(Work required): Work out how many lines in the listing below include the word "name"; answer with the number alone.

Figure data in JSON
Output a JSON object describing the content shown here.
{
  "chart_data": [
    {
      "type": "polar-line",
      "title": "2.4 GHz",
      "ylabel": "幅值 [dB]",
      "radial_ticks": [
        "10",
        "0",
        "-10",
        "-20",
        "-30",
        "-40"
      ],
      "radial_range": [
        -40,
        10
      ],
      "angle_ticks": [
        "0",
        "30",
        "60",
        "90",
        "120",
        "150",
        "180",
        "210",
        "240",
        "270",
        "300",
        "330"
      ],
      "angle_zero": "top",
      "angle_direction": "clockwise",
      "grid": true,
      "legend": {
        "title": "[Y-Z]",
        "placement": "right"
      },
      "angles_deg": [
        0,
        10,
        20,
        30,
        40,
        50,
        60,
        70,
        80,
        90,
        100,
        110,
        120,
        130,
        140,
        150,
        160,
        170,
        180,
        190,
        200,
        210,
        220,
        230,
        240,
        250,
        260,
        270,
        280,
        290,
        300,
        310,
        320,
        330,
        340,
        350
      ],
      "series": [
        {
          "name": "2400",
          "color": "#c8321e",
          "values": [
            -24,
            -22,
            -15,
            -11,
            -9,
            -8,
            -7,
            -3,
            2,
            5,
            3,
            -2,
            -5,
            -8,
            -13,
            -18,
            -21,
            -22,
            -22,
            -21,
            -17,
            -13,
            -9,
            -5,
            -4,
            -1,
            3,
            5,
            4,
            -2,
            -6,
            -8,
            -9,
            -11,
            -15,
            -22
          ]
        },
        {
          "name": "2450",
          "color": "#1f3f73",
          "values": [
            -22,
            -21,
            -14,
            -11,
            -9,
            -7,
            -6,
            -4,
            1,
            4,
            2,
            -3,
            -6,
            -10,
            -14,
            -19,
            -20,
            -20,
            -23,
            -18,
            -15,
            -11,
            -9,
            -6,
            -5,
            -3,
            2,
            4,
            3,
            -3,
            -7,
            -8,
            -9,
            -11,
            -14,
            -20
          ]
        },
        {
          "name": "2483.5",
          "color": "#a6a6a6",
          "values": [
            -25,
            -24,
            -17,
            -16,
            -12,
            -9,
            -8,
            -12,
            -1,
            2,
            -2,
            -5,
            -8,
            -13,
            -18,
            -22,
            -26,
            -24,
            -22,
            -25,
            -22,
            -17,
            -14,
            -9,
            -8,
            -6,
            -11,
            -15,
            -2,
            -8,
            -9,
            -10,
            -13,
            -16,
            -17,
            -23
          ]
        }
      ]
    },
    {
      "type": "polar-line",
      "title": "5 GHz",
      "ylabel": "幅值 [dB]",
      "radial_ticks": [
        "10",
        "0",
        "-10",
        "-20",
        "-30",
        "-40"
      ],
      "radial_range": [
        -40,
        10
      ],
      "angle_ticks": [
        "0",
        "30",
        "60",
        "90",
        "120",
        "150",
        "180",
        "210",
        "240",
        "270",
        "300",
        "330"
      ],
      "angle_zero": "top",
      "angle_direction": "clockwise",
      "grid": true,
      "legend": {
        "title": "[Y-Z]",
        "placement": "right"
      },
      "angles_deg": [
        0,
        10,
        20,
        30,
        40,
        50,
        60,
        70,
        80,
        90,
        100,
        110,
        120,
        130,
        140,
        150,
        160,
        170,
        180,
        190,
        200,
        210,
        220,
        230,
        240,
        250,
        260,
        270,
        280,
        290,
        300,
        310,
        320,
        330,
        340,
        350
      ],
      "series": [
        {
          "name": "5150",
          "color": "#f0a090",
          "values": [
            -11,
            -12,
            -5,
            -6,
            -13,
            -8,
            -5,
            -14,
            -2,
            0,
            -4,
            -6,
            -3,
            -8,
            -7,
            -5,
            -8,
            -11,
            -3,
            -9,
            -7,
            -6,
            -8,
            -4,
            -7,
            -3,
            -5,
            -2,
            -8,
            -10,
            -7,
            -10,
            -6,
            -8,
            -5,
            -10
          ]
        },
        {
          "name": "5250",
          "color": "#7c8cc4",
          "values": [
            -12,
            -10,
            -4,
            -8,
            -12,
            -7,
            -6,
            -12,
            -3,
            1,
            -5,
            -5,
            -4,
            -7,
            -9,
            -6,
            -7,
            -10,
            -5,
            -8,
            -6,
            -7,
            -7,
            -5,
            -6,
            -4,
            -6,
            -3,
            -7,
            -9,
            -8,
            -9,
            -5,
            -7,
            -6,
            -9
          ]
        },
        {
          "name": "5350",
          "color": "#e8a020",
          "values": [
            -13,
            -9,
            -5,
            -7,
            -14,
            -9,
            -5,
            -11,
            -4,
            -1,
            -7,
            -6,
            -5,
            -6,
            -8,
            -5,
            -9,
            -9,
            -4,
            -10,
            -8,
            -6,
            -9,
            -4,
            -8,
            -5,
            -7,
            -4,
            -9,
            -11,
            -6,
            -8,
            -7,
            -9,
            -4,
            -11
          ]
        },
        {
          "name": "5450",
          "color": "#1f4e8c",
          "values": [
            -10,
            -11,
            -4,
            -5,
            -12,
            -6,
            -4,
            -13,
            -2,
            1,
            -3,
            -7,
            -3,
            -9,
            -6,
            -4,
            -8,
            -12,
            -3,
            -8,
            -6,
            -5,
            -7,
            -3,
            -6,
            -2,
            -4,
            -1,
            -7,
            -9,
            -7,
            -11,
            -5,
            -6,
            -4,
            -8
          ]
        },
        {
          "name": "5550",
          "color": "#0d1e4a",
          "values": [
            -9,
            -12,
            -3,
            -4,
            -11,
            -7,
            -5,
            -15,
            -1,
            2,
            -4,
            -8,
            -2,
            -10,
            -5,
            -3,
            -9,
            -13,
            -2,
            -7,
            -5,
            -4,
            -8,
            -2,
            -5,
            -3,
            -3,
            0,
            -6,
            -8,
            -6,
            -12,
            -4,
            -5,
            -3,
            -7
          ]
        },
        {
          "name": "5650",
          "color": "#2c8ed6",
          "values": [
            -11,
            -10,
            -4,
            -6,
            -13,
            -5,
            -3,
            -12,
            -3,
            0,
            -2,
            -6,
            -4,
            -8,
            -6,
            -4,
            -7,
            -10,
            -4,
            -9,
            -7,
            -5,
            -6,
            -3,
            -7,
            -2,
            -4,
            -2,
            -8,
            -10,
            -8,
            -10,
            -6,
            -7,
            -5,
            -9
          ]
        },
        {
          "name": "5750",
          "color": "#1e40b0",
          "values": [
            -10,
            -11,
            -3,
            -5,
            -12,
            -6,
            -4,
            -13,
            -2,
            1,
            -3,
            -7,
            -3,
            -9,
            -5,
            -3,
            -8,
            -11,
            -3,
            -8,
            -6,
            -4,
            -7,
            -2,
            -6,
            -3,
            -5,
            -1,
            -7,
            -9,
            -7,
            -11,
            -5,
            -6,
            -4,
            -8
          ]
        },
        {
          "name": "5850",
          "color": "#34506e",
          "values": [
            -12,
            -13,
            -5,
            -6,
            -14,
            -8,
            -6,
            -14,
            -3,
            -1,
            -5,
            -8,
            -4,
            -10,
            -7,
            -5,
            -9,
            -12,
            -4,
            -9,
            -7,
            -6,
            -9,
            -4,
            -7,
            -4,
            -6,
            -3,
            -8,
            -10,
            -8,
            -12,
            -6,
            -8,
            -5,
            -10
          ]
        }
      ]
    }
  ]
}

(Finished exercise): 11